Repeat the entries below in full, with every character unchanged.
::: Source records
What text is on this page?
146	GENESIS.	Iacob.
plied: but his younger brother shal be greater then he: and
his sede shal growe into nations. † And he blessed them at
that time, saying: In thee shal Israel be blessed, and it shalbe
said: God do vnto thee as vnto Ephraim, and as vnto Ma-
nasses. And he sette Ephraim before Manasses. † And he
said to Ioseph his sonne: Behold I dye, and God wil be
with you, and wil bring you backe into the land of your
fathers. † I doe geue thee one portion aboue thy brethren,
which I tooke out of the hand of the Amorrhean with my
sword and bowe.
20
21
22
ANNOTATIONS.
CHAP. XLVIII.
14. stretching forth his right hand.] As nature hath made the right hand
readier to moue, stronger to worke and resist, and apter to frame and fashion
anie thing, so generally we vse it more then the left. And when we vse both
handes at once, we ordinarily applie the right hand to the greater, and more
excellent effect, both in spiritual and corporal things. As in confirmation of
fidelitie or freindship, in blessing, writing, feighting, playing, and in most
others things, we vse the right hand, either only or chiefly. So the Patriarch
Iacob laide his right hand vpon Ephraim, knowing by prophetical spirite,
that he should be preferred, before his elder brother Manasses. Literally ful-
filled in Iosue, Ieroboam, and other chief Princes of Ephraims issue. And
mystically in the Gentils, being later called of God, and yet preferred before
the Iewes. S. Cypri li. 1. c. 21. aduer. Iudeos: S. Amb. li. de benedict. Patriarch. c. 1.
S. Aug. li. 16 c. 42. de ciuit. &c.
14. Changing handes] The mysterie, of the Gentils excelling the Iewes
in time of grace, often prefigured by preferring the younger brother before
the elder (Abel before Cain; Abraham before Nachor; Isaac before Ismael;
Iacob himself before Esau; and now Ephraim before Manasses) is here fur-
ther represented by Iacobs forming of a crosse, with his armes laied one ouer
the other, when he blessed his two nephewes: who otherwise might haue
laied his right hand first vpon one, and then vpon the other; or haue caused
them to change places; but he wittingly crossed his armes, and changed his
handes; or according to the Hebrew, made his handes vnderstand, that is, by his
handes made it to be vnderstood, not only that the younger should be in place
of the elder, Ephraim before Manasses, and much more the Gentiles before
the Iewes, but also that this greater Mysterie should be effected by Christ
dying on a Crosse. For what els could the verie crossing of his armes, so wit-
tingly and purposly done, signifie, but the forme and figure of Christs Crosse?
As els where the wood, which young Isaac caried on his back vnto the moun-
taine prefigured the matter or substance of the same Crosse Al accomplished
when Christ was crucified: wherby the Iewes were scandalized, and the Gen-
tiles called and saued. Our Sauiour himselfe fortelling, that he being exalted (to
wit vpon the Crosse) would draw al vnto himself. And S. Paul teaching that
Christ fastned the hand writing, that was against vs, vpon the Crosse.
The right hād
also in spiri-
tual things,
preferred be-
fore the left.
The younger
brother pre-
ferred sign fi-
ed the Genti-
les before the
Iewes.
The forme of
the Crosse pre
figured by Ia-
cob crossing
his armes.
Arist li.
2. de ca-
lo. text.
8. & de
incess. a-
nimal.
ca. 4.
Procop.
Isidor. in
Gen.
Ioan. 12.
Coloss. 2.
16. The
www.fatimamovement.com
::::::
Answer space:
What text is on this page?
146	GENESIS.	Iacob.
plied: but his younger brother shal be greater then he: and
his sede shal growe into nations. † And he blessed them at
that time, saying: In thee shal Israel be blessed, and it shalbe
said: God do vnto thee as vnto Ephraim, and as vnto Ma-
nasses. And he sette Ephraim before Manasses. † And he
said to Ioseph his sonne: Behold I dye, and God wil be
with you, and wil bring you backe into the land of your
fathers. † I doe geue thee one portion aboue thy brethren,
which I tooke out of the hand of the Amorrhean with my
sword and bowe.
20
21
22
ANNOTATIONS.
CHAP. XLVIII.
14. stretching forth his right hand.] As nature hath made the right hand
readier to moue, stronger to worke and resist, and apter to frame and fashion
anie thing, so generally we vse it more then the left. And when we vse both
handes at once, we ordinarily applie the right hand to the greater, and more
excellent effect, both in spiritual and corporal things. As in confirmation of
fidelitie or freindship, in blessing, writing, feighting, playing, and in most
others things, we vse the right hand, either only or chiefly. So the Patriarch
Iacob laide his right hand vpon Ephraim, knowing by prophetical spirite,
that he should be preferred, before his elder brother Manasses. Literally ful-
filled in Iosue, Ieroboam, and other chief Princes of Ephraims issue. And
mystically in the Gentils, being later called of God, and yet preferred before
the Iewes. S. Cypri li. 1. c. 21. aduer. Iudeos: S. Amb. li. de benedict. Patriarch. c. 1.
S. Aug. li. 16 c. 42. de ciuit. &c.
14. Changing handes] The mysterie, of the Gentils excelling the Iewes
in time of grace, often prefigured by preferring the younger brother before
the elder (Abel before Cain; Abraham before Nachor; Isaac before Ismael;
Iacob himself before Esau; and now Ephraim before Manasses) is here fur-
ther represented by Iacobs forming of a crosse, with his armes laied one ouer
the other, when he blessed his two nephewes: who otherwise might haue
laied his right hand first vpon one, and then vpon the other; or haue caused
them to change places; but he wittingly crossed his armes, and changed his
handes; or according to the Hebrew, made his handes vnderstand, that is, by his
handes made it to be vnderstood, not only that the younger should be in place
of the elder, Ephraim before Manasses, and much more the Gentiles before
the Iewes, but also that this greater Mysterie should be effected by Christ
dying on a Crosse. For what els could the verie crossing of his armes, so wit-
tingly and purposly done, signifie, but the forme and figure of Christs Crosse?
As els where the wood, which young Isaac caried on his back vnto the moun-
taine prefigured the matter or substance of the same Crosse Al accomplished
when Christ was crucified: wherby the Iewes were scandalized, and the Gen-
tiles called and saued. Our Sauiour himselfe fortelling, that he being exalted (to
wit vpon the Crosse) would draw al vnto himself. And S. Paul teaching that
Christ fastned the hand writing, that was against vs, vpon the Crosse.
The right hād
also in spiri-
tual things,
preferred be-
fore the left.
The younger
brother pre-
ferred sign fi-
ed the Genti-
les before the
Iewes.
The forme of
the Crosse pre
figured by Ia-
cob crossing
his armes.
Arist li.
2. de ca-
lo. text.
8. & de
incess. a-
nimal.
ca. 4.
Procop.
Isidor. in
Gen.
Ioan. 12.
Coloss. 2.
16. The
www.fatimamovement.com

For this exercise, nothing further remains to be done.